[Start]

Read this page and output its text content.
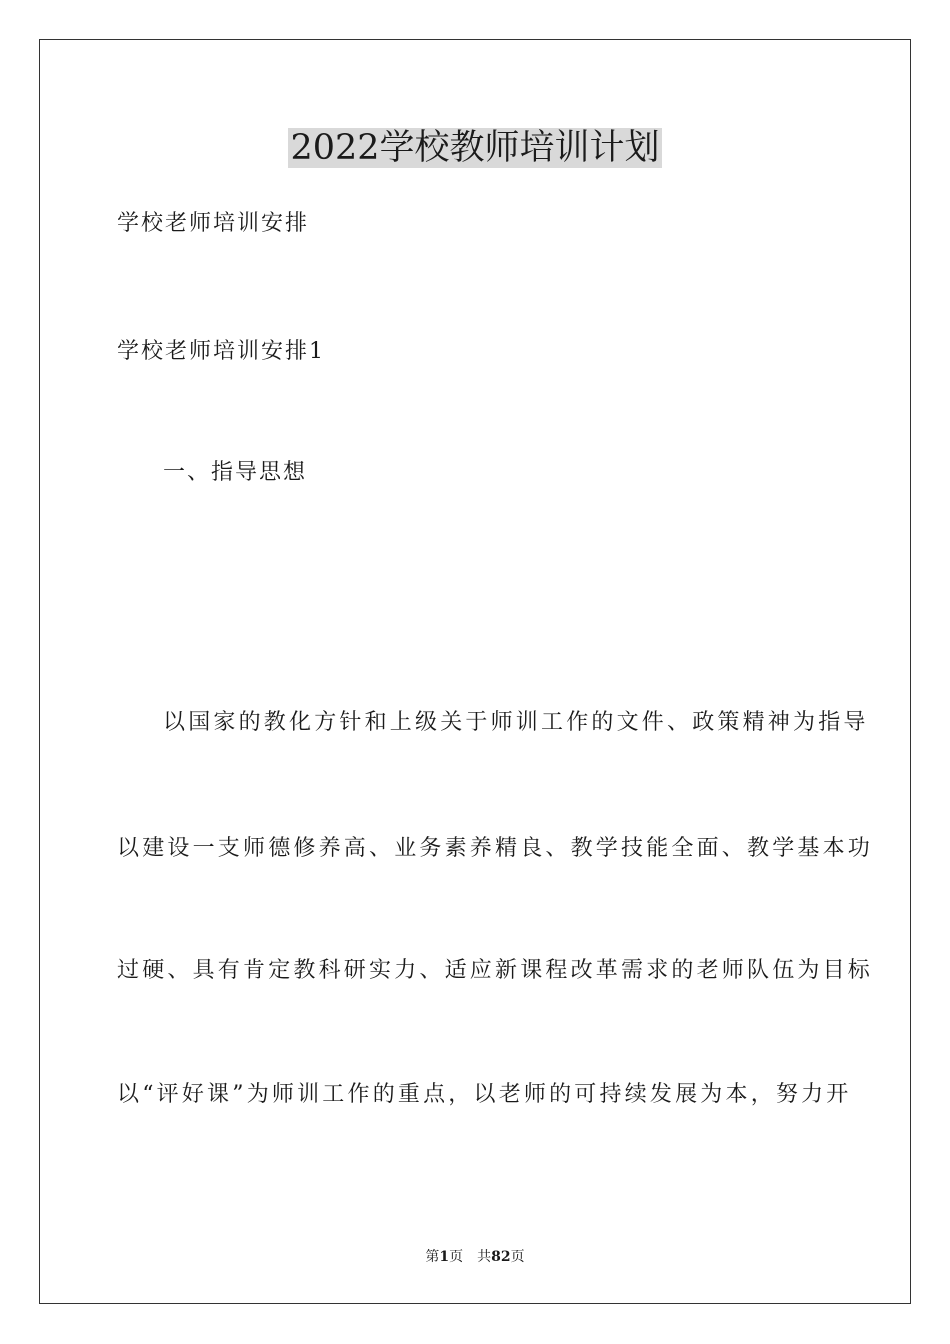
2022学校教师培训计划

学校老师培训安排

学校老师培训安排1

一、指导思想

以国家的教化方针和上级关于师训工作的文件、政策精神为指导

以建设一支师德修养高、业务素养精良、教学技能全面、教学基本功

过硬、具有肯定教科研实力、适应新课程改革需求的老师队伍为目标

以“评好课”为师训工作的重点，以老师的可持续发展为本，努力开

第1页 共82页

[End]

• _REQUIRED TASK_
All of the data above should be quoted exactly, except for the pictures.

• _TASK OUTPUT_
Read this page and output its text content.
2022学校教师培训计划

学校老师培训安排

学校老师培训安排1

一、指导思想

以国家的教化方针和上级关于师训工作的文件、政策精神为指导

以建设一支师德修养高、业务素养精良、教学技能全面、教学基本功

过硬、具有肯定教科研实力、适应新课程改革需求的老师队伍为目标

以“评好课”为师训工作的重点，以老师的可持续发展为本，努力开

第1页 共82页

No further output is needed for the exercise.